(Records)
▼
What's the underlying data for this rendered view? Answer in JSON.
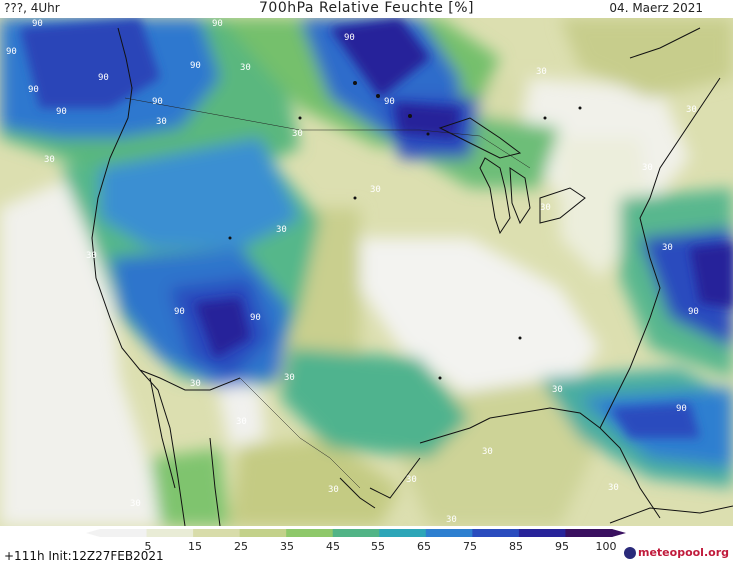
{
  "header": {
    "left_text": "???, 4Uhr",
    "title": "700hPa Relative Feuchte [%]",
    "date": "04. Maerz 2021"
  },
  "footer": {
    "init_text": "+111h Init:12Z27FEB2021",
    "brand": "meteopool.org"
  },
  "colorbar": {
    "labels": [
      "5",
      "15",
      "25",
      "35",
      "45",
      "55",
      "65",
      "75",
      "85",
      "95",
      "100"
    ],
    "colors": [
      "#f2f2f2",
      "#e9ecd6",
      "#d8dcaa",
      "#c3d18a",
      "#8ec86a",
      "#52b486",
      "#2ea6b8",
      "#2e7fd0",
      "#2a4cbe",
      "#28249a",
      "#3a1060"
    ]
  },
  "contour_labels": [
    "90",
    "90",
    "90",
    "90",
    "90",
    "90",
    "90",
    "90",
    "90",
    "90",
    "90",
    "90",
    "90",
    "90",
    "30",
    "30",
    "30",
    "30",
    "30",
    "30",
    "30",
    "30",
    "30",
    "30",
    "30",
    "30",
    "30",
    "30",
    "30",
    "30",
    "30",
    "30",
    "30",
    "30",
    "30",
    "30"
  ]
}
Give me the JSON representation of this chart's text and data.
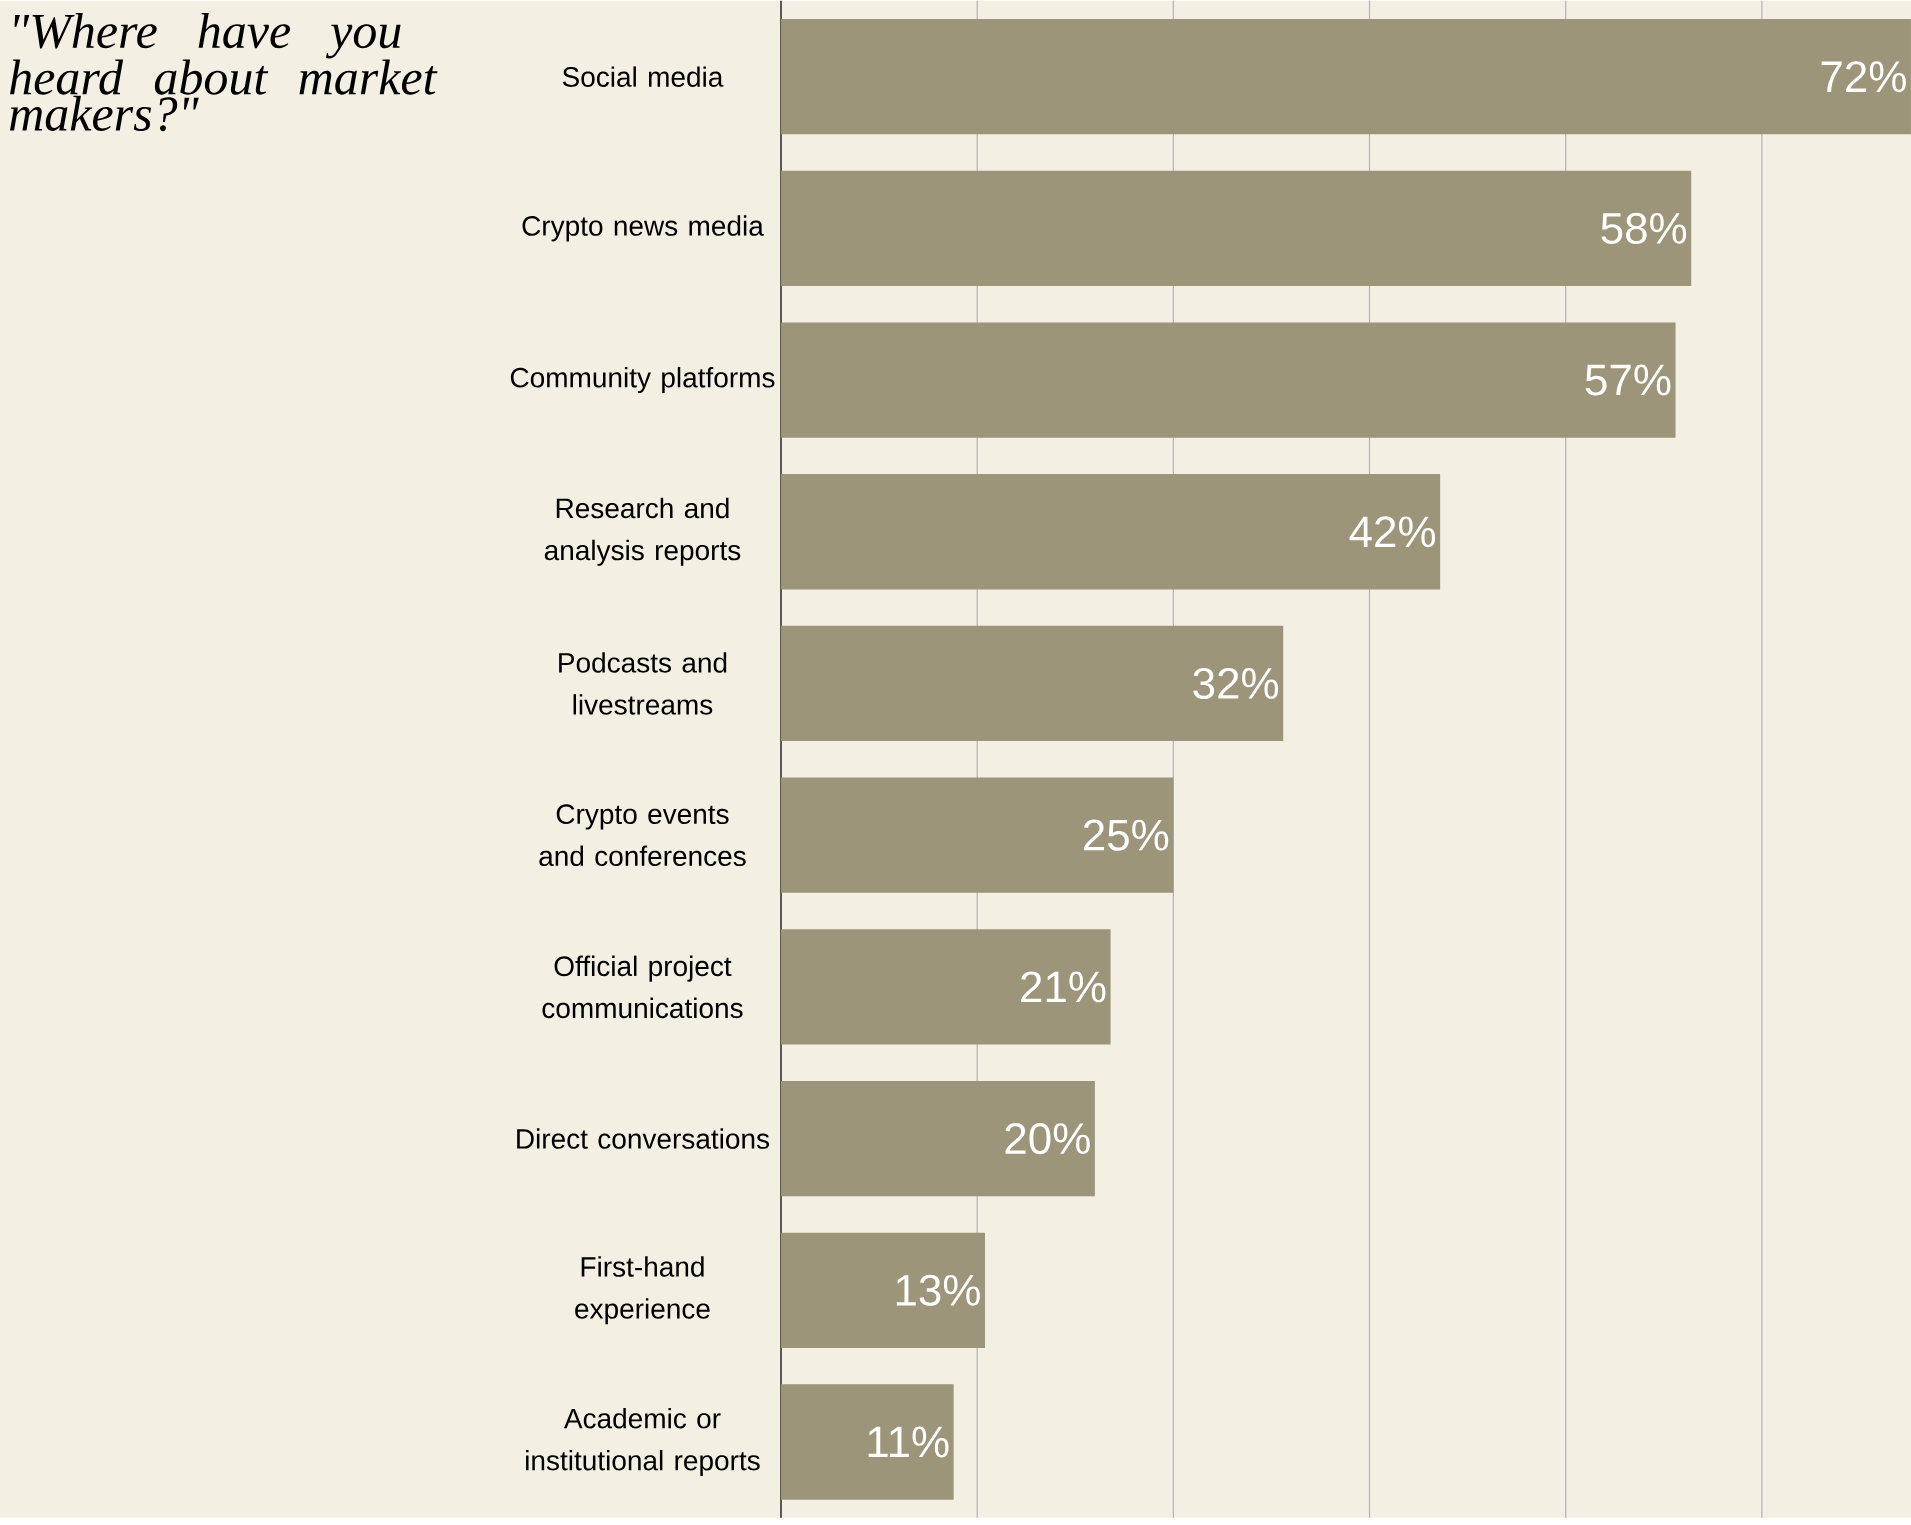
{
  "chart_data": {
    "type": "bar",
    "orientation": "horizontal",
    "title": "\"Where have you heard about market makers?\"",
    "categories": [
      "Social media",
      "Crypto news media",
      "Community platforms",
      "Research and analysis reports",
      "Podcasts and livestreams",
      "Crypto events and conferences",
      "Official project communications",
      "Direct conversations",
      "First-hand experience",
      "Academic or institutional reports"
    ],
    "values": [
      72,
      58,
      57,
      42,
      32,
      25,
      21,
      20,
      13,
      11
    ],
    "value_labels": [
      "72%",
      "58%",
      "57%",
      "42%",
      "32%",
      "25%",
      "21%",
      "20%",
      "13%",
      "11%"
    ],
    "color": "#9c957a",
    "xlim": [
      0,
      72
    ],
    "xticks": [
      {
        "value": 12.5,
        "label": null
      },
      {
        "value": 25,
        "label": null
      },
      {
        "value": 37.5,
        "label": null
      },
      {
        "value": 50,
        "label": null
      },
      {
        "value": 62.5,
        "label": null
      }
    ],
    "grid": "x"
  }
}
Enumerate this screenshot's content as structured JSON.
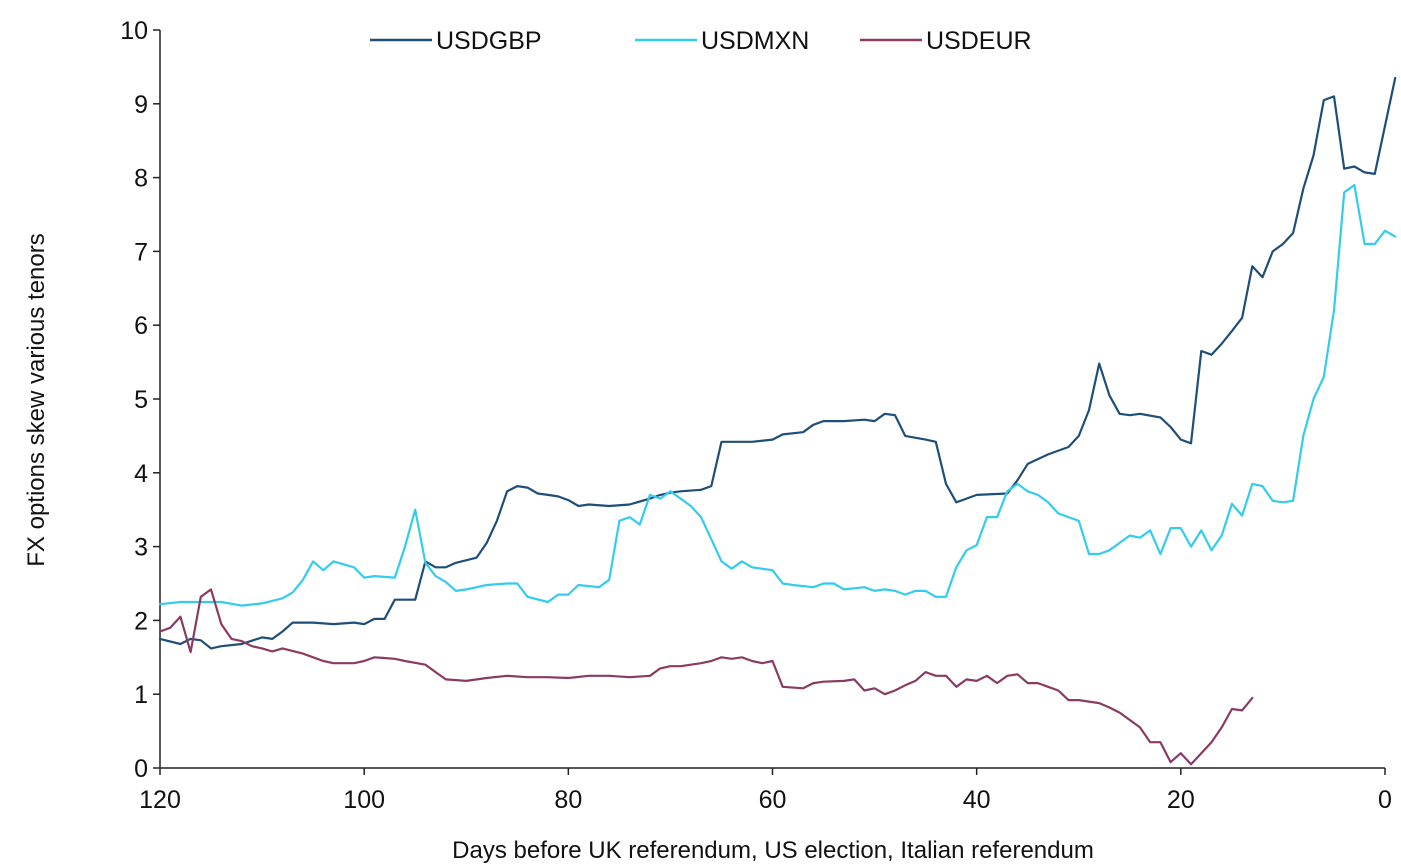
▲
> _Directions_: Looking at the data above, how many lines hold the word "Crypto"? Respond with the number alone.

> _Solution_: 2